- WHAT THE TASK ASKS: Restate the records below word for word.

>> START

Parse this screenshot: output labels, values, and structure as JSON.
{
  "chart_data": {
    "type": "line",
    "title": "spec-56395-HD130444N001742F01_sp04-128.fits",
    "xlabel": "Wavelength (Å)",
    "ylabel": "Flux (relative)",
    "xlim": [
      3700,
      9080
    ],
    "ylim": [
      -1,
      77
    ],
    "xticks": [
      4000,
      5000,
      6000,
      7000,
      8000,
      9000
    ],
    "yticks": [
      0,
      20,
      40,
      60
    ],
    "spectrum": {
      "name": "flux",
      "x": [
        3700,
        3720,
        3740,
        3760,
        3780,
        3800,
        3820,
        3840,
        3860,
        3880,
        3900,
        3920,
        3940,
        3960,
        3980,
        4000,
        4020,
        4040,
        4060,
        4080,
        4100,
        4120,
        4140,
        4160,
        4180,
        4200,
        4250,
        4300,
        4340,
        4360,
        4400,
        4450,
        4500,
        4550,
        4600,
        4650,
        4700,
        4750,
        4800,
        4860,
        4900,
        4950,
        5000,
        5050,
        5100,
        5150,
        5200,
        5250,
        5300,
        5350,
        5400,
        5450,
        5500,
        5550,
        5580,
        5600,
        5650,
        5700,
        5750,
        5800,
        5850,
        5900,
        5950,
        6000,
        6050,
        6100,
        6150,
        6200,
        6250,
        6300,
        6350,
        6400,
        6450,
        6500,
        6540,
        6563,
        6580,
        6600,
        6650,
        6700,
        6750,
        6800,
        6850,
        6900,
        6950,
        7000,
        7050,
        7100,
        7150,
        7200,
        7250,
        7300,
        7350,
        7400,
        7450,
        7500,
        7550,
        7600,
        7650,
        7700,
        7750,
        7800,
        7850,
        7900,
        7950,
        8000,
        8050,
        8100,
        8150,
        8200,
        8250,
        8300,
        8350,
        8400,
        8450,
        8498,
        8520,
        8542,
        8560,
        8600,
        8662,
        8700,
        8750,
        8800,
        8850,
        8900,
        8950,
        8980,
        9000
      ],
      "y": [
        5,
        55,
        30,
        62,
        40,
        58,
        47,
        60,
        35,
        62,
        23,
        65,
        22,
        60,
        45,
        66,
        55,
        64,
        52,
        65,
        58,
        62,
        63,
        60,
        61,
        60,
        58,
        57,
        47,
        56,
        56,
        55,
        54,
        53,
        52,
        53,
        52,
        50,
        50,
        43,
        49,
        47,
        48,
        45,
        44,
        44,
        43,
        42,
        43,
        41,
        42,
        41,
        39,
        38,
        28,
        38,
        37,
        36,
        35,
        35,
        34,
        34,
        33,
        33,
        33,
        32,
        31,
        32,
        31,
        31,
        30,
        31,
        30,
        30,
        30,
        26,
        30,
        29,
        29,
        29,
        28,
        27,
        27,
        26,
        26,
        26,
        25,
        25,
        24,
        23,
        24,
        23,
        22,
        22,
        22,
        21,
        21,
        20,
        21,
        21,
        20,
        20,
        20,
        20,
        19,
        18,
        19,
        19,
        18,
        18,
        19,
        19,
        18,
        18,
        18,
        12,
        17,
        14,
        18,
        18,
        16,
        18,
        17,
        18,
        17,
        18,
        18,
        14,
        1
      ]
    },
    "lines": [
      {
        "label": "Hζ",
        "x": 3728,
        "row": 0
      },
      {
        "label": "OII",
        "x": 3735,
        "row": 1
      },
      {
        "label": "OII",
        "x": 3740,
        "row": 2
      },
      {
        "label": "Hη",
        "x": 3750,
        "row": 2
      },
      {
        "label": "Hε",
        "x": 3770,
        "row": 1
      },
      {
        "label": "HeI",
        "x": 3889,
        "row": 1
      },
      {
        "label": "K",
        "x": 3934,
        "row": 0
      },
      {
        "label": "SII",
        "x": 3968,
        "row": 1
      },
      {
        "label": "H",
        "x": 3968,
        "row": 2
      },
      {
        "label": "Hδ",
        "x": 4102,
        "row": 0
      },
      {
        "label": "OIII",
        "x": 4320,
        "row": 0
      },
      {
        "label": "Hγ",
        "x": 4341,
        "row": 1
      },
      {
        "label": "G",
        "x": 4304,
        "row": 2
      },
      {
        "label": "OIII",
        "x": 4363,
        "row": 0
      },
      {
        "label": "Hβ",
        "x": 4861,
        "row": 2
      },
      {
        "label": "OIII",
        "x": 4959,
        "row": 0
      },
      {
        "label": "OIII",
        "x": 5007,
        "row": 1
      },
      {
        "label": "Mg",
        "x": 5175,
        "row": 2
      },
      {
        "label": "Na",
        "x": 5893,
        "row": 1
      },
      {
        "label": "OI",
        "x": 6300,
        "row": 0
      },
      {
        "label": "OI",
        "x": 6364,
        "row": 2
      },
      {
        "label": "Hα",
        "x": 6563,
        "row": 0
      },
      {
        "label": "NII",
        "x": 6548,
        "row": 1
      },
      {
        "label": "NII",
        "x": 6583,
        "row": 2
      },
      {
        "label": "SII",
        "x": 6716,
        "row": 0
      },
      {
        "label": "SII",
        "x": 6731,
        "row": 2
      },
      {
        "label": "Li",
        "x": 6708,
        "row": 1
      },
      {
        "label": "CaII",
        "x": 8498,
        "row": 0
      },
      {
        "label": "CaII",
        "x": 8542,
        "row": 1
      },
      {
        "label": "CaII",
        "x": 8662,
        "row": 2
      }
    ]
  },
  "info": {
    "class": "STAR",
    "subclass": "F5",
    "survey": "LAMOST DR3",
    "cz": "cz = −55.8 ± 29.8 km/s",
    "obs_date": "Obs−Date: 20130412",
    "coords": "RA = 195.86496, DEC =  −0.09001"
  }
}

>> END

- EXPECTED OUTPUT:
Parse this screenshot: output labels, values, and structure as JSON.
{
  "chart_data": {
    "type": "line",
    "title": "spec-56395-HD130444N001742F01_sp04-128.fits",
    "xlabel": "Wavelength (Å)",
    "ylabel": "Flux (relative)",
    "xlim": [
      3700,
      9080
    ],
    "ylim": [
      -1,
      77
    ],
    "xticks": [
      4000,
      5000,
      6000,
      7000,
      8000,
      9000
    ],
    "yticks": [
      0,
      20,
      40,
      60
    ],
    "spectrum": {
      "name": "flux",
      "x": [
        3700,
        3720,
        3740,
        3760,
        3780,
        3800,
        3820,
        3840,
        3860,
        3880,
        3900,
        3920,
        3940,
        3960,
        3980,
        4000,
        4020,
        4040,
        4060,
        4080,
        4100,
        4120,
        4140,
        4160,
        4180,
        4200,
        4250,
        4300,
        4340,
        4360,
        4400,
        4450,
        4500,
        4550,
        4600,
        4650,
        4700,
        4750,
        4800,
        4860,
        4900,
        4950,
        5000,
        5050,
        5100,
        5150,
        5200,
        5250,
        5300,
        5350,
        5400,
        5450,
        5500,
        5550,
        5580,
        5600,
        5650,
        5700,
        5750,
        5800,
        5850,
        5900,
        5950,
        6000,
        6050,
        6100,
        6150,
        6200,
        6250,
        6300,
        6350,
        6400,
        6450,
        6500,
        6540,
        6563,
        6580,
        6600,
        6650,
        6700,
        6750,
        6800,
        6850,
        6900,
        6950,
        7000,
        7050,
        7100,
        7150,
        7200,
        7250,
        7300,
        7350,
        7400,
        7450,
        7500,
        7550,
        7600,
        7650,
        7700,
        7750,
        7800,
        7850,
        7900,
        7950,
        8000,
        8050,
        8100,
        8150,
        8200,
        8250,
        8300,
        8350,
        8400,
        8450,
        8498,
        8520,
        8542,
        8560,
        8600,
        8662,
        8700,
        8750,
        8800,
        8850,
        8900,
        8950,
        8980,
        9000
      ],
      "y": [
        5,
        55,
        30,
        62,
        40,
        58,
        47,
        60,
        35,
        62,
        23,
        65,
        22,
        60,
        45,
        66,
        55,
        64,
        52,
        65,
        58,
        62,
        63,
        60,
        61,
        60,
        58,
        57,
        47,
        56,
        56,
        55,
        54,
        53,
        52,
        53,
        52,
        50,
        50,
        43,
        49,
        47,
        48,
        45,
        44,
        44,
        43,
        42,
        43,
        41,
        42,
        41,
        39,
        38,
        28,
        38,
        37,
        36,
        35,
        35,
        34,
        34,
        33,
        33,
        33,
        32,
        31,
        32,
        31,
        31,
        30,
        31,
        30,
        30,
        30,
        26,
        30,
        29,
        29,
        29,
        28,
        27,
        27,
        26,
        26,
        26,
        25,
        25,
        24,
        23,
        24,
        23,
        22,
        22,
        22,
        21,
        21,
        20,
        21,
        21,
        20,
        20,
        20,
        20,
        19,
        18,
        19,
        19,
        18,
        18,
        19,
        19,
        18,
        18,
        18,
        12,
        17,
        14,
        18,
        18,
        16,
        18,
        17,
        18,
        17,
        18,
        18,
        14,
        1
      ]
    },
    "lines": [
      {
        "label": "Hζ",
        "x": 3728,
        "row": 0
      },
      {
        "label": "OII",
        "x": 3735,
        "row": 1
      },
      {
        "label": "OII",
        "x": 3740,
        "row": 2
      },
      {
        "label": "Hη",
        "x": 3750,
        "row": 2
      },
      {
        "label": "Hε",
        "x": 3770,
        "row": 1
      },
      {
        "label": "HeI",
        "x": 3889,
        "row": 1
      },
      {
        "label": "K",
        "x": 3934,
        "row": 0
      },
      {
        "label": "SII",
        "x": 3968,
        "row": 1
      },
      {
        "label": "H",
        "x": 3968,
        "row": 2
      },
      {
        "label": "Hδ",
        "x": 4102,
        "row": 0
      },
      {
        "label": "OIII",
        "x": 4320,
        "row": 0
      },
      {
        "label": "Hγ",
        "x": 4341,
        "row": 1
      },
      {
        "label": "G",
        "x": 4304,
        "row": 2
      },
      {
        "label": "OIII",
        "x": 4363,
        "row": 0
      },
      {
        "label": "Hβ",
        "x": 4861,
        "row": 2
      },
      {
        "label": "OIII",
        "x": 4959,
        "row": 0
      },
      {
        "label": "OIII",
        "x": 5007,
        "row": 1
      },
      {
        "label": "Mg",
        "x": 5175,
        "row": 2
      },
      {
        "label": "Na",
        "x": 5893,
        "row": 1
      },
      {
        "label": "OI",
        "x": 6300,
        "row": 0
      },
      {
        "label": "OI",
        "x": 6364,
        "row": 2
      },
      {
        "label": "Hα",
        "x": 6563,
        "row": 0
      },
      {
        "label": "NII",
        "x": 6548,
        "row": 1
      },
      {
        "label": "NII",
        "x": 6583,
        "row": 2
      },
      {
        "label": "SII",
        "x": 6716,
        "row": 0
      },
      {
        "label": "SII",
        "x": 6731,
        "row": 2
      },
      {
        "label": "Li",
        "x": 6708,
        "row": 1
      },
      {
        "label": "CaII",
        "x": 8498,
        "row": 0
      },
      {
        "label": "CaII",
        "x": 8542,
        "row": 1
      },
      {
        "label": "CaII",
        "x": 8662,
        "row": 2
      }
    ]
  },
  "info": {
    "class": "STAR",
    "subclass": "F5",
    "survey": "LAMOST DR3",
    "cz": "cz = −55.8 ± 29.8 km/s",
    "obs_date": "Obs−Date: 20130412",
    "coords": "RA = 195.86496, DEC =  −0.09001"
  }
}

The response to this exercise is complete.